:: Requirement ::
In the entries below, find the lines that contain the word "Ctrl" and copy them.

[Source records]

>> start

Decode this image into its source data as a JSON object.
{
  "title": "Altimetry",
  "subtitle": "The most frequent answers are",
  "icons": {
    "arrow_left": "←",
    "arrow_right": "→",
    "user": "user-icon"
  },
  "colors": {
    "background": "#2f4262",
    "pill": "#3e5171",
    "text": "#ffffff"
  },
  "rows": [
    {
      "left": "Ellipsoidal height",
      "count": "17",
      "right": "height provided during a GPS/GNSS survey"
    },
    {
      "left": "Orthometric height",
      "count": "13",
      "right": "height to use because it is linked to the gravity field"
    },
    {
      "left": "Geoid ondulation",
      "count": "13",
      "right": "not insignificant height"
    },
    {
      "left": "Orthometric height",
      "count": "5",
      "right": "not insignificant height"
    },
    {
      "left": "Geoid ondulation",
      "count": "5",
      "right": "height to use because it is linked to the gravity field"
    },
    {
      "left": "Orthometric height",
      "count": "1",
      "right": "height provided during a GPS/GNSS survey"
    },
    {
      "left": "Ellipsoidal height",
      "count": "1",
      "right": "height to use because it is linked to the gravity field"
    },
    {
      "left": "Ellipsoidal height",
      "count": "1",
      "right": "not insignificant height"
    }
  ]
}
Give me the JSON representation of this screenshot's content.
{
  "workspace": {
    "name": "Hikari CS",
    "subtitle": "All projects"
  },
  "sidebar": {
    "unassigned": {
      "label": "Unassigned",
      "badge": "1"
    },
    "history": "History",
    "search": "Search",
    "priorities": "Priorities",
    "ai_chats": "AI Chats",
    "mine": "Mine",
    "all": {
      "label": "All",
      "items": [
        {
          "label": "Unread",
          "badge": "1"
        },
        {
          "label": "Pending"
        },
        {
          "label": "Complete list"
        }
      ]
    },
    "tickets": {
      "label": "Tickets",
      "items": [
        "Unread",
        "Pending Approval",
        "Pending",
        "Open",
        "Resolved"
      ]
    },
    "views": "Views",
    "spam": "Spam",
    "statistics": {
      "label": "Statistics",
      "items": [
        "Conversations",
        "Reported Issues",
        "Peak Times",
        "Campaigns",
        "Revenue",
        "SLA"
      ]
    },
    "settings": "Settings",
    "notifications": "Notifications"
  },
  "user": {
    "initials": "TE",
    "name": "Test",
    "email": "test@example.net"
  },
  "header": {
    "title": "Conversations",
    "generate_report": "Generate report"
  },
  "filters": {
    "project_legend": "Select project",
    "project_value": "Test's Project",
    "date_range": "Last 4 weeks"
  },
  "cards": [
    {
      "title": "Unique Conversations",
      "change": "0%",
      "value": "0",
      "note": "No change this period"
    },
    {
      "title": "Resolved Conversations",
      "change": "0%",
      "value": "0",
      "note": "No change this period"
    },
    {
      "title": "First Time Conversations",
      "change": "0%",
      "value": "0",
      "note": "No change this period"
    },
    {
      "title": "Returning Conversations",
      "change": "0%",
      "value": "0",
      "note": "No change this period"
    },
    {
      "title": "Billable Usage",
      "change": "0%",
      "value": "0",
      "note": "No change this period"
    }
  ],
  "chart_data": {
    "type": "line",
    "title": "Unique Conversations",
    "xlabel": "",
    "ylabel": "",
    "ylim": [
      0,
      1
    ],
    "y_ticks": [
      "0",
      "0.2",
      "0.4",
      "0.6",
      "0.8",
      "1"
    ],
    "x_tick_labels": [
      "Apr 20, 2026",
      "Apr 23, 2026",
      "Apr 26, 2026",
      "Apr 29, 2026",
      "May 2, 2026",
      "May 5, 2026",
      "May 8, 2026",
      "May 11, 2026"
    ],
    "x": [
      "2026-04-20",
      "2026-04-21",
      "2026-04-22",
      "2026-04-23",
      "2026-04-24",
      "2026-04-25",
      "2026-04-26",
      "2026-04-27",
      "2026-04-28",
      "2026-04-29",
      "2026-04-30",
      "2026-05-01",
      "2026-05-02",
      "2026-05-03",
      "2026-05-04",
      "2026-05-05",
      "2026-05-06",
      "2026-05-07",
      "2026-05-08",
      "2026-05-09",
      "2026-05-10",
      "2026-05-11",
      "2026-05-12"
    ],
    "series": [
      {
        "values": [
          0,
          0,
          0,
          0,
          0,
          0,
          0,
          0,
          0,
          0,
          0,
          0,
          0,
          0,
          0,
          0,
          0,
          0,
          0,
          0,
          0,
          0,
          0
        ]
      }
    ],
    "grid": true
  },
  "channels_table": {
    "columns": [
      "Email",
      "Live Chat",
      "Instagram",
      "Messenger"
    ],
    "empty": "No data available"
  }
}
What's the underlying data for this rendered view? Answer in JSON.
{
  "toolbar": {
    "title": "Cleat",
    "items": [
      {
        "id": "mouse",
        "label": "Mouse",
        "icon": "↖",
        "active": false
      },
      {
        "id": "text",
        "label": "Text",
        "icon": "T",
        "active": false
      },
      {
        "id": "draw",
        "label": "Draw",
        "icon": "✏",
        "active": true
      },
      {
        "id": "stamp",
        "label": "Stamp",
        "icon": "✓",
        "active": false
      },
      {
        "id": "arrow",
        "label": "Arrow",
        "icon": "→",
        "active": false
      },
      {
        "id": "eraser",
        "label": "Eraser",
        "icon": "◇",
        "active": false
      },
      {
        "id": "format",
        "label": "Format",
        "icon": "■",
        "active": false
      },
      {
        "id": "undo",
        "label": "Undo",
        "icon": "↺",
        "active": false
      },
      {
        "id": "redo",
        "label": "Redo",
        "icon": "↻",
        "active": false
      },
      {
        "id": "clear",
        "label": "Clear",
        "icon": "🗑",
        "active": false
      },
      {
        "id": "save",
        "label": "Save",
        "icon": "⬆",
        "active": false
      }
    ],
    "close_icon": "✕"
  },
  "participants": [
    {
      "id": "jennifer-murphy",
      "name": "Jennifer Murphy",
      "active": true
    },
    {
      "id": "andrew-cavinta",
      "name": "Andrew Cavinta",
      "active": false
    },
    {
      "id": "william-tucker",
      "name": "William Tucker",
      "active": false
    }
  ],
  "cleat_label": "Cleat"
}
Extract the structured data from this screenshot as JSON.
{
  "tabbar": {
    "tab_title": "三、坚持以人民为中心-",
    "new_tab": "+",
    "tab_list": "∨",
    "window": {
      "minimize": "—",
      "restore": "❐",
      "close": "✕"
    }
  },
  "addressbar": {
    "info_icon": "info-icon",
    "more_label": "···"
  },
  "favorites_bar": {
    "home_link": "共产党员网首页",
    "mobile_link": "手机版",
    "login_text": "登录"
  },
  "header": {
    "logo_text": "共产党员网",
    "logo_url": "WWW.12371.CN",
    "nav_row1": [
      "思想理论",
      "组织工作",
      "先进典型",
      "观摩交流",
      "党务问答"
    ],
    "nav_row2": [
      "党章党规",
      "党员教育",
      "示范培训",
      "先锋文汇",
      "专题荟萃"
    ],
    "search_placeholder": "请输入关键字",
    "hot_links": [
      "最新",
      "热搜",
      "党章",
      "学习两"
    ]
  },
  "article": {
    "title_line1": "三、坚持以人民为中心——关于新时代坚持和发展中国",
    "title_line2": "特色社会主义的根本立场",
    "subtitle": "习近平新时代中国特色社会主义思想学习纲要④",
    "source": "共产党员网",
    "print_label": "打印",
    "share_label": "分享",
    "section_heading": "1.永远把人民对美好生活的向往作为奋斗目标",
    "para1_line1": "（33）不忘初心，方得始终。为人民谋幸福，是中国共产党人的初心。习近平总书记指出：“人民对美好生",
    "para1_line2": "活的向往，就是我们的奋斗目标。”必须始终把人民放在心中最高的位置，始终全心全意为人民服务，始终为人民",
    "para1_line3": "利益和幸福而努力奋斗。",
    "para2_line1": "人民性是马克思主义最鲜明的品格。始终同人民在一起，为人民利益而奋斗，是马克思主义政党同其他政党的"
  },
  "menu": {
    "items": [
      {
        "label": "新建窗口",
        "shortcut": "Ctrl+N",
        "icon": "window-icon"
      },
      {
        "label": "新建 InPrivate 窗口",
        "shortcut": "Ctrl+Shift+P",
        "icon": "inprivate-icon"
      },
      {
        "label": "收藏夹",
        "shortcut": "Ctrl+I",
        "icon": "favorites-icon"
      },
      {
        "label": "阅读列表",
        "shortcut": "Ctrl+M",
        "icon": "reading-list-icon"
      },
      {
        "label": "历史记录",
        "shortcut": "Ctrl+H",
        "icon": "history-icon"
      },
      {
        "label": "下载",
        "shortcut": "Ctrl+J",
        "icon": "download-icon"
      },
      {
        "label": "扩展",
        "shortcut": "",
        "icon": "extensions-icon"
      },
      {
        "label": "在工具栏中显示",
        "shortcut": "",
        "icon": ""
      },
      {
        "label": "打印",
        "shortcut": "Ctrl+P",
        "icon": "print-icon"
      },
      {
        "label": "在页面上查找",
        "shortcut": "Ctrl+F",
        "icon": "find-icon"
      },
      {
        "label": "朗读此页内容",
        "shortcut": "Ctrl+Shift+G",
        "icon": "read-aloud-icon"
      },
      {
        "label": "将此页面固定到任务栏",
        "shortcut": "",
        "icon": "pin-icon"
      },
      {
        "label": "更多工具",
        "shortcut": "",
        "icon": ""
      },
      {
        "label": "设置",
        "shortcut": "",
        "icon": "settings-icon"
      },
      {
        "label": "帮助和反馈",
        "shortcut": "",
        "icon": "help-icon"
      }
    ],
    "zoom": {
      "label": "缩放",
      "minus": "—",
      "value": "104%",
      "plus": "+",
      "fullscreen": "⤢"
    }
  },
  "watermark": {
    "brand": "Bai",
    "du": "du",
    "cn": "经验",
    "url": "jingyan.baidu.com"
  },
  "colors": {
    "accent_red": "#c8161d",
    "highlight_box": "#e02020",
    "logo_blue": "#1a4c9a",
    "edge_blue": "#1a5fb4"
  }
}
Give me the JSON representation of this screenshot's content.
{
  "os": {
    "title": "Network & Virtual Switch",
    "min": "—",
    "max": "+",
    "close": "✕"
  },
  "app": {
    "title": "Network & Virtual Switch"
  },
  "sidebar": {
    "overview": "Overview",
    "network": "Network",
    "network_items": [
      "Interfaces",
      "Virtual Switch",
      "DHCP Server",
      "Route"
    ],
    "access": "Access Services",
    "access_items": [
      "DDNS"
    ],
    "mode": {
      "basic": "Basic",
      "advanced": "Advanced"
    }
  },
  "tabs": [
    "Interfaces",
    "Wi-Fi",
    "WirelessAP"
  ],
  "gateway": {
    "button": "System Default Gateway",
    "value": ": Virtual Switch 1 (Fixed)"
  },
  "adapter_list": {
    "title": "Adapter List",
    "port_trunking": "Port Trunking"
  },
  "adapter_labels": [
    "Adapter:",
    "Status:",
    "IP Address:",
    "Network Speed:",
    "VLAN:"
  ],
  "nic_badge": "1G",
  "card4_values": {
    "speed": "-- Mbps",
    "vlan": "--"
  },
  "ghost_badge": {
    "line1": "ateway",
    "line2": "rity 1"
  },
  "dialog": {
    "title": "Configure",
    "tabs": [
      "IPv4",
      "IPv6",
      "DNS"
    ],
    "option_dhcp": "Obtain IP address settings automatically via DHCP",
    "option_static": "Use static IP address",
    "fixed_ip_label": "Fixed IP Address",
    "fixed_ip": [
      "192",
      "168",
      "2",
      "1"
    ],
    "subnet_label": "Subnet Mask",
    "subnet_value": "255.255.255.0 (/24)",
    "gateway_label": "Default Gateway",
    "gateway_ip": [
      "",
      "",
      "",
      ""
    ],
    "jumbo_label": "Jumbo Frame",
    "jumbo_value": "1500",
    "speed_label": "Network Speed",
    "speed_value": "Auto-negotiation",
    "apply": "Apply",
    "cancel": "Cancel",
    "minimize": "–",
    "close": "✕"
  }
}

>> end

:: Answer to this task ::
        "shortcut": "Ctrl+N",
        "shortcut": "Ctrl+Shift+P",
        "shortcut": "Ctrl+I",
        "shortcut": "Ctrl+M",
        "shortcut": "Ctrl+H",
        "shortcut": "Ctrl+J",
        "shortcut": "Ctrl+P",
        "shortcut": "Ctrl+F",
        "shortcut": "Ctrl+Shift+G",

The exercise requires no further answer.